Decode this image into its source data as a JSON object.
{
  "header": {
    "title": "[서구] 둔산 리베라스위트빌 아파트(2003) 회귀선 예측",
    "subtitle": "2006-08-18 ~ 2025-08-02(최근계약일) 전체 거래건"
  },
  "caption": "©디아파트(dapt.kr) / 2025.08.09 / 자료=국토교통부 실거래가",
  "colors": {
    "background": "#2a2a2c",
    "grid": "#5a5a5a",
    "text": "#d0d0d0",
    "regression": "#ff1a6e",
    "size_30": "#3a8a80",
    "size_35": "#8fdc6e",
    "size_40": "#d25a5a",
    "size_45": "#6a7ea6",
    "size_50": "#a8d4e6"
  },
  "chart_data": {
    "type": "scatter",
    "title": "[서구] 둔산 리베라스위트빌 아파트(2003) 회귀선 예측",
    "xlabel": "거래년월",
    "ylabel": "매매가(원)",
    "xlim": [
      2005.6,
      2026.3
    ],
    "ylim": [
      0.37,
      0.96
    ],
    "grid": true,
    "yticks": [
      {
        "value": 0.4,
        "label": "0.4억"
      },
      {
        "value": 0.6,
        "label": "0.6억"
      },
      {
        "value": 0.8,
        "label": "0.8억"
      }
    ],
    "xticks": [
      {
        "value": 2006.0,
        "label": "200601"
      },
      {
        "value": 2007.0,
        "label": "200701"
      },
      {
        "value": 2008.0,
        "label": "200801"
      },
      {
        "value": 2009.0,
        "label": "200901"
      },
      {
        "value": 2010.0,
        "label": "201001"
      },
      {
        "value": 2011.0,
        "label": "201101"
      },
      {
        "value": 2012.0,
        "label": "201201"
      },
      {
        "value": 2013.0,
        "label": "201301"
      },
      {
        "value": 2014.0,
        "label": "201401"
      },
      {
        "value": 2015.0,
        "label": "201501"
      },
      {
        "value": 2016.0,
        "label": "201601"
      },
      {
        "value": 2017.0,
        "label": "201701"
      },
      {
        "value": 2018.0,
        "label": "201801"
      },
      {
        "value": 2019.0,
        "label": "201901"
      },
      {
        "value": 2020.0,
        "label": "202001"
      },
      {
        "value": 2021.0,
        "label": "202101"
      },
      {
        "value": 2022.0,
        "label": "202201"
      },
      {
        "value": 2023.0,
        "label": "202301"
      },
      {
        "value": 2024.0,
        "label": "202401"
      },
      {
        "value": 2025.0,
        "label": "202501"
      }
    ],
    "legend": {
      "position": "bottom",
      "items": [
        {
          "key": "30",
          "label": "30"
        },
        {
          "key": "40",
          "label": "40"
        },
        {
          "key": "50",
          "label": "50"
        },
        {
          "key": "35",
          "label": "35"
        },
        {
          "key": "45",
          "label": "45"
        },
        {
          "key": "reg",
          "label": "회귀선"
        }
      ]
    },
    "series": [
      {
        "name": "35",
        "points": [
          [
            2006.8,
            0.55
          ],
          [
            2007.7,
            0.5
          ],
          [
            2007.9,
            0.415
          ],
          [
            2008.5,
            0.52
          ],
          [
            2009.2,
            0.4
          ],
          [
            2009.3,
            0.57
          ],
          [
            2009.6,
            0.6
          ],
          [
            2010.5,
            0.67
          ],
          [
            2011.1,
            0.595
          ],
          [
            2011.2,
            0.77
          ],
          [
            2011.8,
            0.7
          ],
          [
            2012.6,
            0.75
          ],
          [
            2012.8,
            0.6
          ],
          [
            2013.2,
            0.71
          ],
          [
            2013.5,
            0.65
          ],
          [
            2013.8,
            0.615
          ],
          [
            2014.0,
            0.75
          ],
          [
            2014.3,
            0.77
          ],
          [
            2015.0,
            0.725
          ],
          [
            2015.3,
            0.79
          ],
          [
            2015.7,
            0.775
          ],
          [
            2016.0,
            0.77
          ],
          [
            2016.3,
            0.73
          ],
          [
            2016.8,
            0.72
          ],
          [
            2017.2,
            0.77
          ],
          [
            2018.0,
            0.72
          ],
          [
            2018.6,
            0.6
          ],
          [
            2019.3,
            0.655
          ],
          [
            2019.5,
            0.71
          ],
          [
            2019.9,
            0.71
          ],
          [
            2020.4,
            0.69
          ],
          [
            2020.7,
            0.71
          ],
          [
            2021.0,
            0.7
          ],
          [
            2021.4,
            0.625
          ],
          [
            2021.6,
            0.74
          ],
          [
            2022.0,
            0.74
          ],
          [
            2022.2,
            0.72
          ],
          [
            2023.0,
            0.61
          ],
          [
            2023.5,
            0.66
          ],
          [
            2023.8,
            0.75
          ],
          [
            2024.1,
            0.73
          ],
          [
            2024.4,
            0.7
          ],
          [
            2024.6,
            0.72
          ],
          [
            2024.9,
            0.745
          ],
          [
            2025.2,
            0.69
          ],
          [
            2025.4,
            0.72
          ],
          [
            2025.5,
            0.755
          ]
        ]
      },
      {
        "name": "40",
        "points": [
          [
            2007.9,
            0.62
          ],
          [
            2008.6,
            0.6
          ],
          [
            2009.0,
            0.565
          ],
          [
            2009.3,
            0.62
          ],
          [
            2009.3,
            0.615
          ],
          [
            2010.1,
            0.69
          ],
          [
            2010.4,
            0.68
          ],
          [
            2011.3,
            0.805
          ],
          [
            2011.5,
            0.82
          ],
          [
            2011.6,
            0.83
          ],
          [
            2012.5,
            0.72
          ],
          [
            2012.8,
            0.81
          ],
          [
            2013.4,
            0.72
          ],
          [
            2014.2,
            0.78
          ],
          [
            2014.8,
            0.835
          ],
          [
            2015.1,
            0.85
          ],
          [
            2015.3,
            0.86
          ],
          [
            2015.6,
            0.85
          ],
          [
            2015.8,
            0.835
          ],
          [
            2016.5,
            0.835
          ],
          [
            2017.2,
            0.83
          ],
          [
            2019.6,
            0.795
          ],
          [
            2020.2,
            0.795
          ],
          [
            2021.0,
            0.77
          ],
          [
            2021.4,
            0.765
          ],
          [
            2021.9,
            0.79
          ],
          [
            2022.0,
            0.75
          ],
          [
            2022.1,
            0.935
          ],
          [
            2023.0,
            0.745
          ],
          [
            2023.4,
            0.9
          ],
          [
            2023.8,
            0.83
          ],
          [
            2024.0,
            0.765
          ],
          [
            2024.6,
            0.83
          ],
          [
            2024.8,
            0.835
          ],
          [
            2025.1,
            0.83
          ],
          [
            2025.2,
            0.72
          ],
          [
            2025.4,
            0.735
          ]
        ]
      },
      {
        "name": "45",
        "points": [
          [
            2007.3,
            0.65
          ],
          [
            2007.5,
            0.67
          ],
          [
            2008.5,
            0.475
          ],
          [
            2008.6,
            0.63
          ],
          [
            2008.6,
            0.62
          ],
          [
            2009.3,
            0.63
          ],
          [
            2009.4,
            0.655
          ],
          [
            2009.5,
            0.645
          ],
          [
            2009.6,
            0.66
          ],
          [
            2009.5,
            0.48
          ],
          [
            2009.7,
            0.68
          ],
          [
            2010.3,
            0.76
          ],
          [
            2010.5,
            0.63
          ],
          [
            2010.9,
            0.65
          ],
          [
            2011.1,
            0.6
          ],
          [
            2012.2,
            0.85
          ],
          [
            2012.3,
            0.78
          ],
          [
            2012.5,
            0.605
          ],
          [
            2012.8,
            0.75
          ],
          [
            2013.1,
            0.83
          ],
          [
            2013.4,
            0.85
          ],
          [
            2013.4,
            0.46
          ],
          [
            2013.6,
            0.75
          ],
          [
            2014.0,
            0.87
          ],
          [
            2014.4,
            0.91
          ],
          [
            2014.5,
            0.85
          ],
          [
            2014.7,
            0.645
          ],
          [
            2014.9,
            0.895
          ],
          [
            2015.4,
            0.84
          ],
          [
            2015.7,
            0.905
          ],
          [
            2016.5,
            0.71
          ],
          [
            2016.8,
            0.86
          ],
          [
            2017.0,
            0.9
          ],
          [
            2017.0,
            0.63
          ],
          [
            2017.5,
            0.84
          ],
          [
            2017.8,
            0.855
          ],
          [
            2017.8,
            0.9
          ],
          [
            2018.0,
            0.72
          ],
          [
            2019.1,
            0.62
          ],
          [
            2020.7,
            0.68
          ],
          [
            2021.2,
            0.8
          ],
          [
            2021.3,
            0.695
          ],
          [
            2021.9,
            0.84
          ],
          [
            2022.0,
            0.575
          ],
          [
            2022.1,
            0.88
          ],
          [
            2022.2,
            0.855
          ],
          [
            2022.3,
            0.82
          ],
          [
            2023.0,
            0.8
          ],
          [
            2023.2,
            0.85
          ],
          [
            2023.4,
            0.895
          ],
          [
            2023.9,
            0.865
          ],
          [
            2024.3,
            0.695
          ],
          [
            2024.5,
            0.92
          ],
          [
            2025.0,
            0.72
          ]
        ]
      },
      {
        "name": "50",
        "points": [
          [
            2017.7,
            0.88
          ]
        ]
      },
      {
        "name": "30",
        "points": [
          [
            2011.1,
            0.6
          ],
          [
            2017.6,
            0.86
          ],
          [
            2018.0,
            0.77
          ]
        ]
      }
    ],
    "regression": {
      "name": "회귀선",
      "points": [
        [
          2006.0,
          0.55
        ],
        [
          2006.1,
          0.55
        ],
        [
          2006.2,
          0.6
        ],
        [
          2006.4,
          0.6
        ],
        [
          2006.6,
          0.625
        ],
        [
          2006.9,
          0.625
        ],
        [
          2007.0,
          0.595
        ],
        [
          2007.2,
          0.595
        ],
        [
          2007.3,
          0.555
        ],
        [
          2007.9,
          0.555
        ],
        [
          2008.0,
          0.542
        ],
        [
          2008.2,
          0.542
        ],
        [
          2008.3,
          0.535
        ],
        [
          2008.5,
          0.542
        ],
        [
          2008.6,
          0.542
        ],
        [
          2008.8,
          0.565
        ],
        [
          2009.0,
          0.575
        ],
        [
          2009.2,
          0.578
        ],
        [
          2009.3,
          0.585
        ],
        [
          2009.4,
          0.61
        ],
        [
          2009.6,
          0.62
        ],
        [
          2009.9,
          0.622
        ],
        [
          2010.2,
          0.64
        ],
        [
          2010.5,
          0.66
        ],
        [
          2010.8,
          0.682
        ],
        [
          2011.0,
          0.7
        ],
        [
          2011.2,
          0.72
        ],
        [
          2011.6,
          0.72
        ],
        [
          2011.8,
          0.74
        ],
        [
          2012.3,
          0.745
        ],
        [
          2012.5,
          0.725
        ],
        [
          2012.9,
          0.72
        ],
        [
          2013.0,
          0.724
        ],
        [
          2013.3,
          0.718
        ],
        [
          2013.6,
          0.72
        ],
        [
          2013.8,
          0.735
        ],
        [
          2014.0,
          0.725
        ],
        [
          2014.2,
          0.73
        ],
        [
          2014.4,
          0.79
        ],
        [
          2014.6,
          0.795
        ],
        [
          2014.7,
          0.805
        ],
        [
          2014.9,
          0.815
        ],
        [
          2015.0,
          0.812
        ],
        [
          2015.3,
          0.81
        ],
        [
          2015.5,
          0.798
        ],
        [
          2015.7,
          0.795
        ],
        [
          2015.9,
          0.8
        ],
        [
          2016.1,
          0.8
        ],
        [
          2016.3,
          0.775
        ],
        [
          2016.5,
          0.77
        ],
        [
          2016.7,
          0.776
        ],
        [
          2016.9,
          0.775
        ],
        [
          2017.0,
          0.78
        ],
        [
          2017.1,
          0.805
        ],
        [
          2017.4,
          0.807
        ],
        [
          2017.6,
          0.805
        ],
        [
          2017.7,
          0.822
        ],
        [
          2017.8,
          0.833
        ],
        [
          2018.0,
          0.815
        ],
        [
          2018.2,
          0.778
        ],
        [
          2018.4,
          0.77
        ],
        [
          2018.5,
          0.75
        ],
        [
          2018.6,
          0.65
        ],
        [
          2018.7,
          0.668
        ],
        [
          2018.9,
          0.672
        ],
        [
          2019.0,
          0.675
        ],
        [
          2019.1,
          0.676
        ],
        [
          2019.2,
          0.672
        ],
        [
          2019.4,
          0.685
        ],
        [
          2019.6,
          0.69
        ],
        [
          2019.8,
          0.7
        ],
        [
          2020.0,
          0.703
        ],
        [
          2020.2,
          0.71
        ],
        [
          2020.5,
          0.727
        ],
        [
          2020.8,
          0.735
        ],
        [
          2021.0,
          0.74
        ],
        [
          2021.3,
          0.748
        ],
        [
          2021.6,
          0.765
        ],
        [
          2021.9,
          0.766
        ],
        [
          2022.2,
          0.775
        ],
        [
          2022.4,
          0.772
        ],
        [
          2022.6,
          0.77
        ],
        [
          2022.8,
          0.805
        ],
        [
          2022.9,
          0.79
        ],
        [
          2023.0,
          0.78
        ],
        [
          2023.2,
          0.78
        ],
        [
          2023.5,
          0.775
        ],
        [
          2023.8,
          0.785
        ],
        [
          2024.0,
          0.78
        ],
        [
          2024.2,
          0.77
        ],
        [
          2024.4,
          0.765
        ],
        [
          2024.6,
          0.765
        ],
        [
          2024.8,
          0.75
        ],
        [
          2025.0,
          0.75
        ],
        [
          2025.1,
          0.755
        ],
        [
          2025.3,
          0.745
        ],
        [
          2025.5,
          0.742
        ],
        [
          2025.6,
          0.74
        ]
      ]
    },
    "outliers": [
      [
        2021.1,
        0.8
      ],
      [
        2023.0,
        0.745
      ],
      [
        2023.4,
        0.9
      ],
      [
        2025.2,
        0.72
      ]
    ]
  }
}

━━━━━━

### TASK REQUIREMENTS
Find all lines holding the string "name" and copy them.

### RESPONSE TO THIS EXERCISE
        "name": "35",
        "name": "40",
        "name": "45",
        "name": "50",
        "name": "30",
      "name": "회귀선",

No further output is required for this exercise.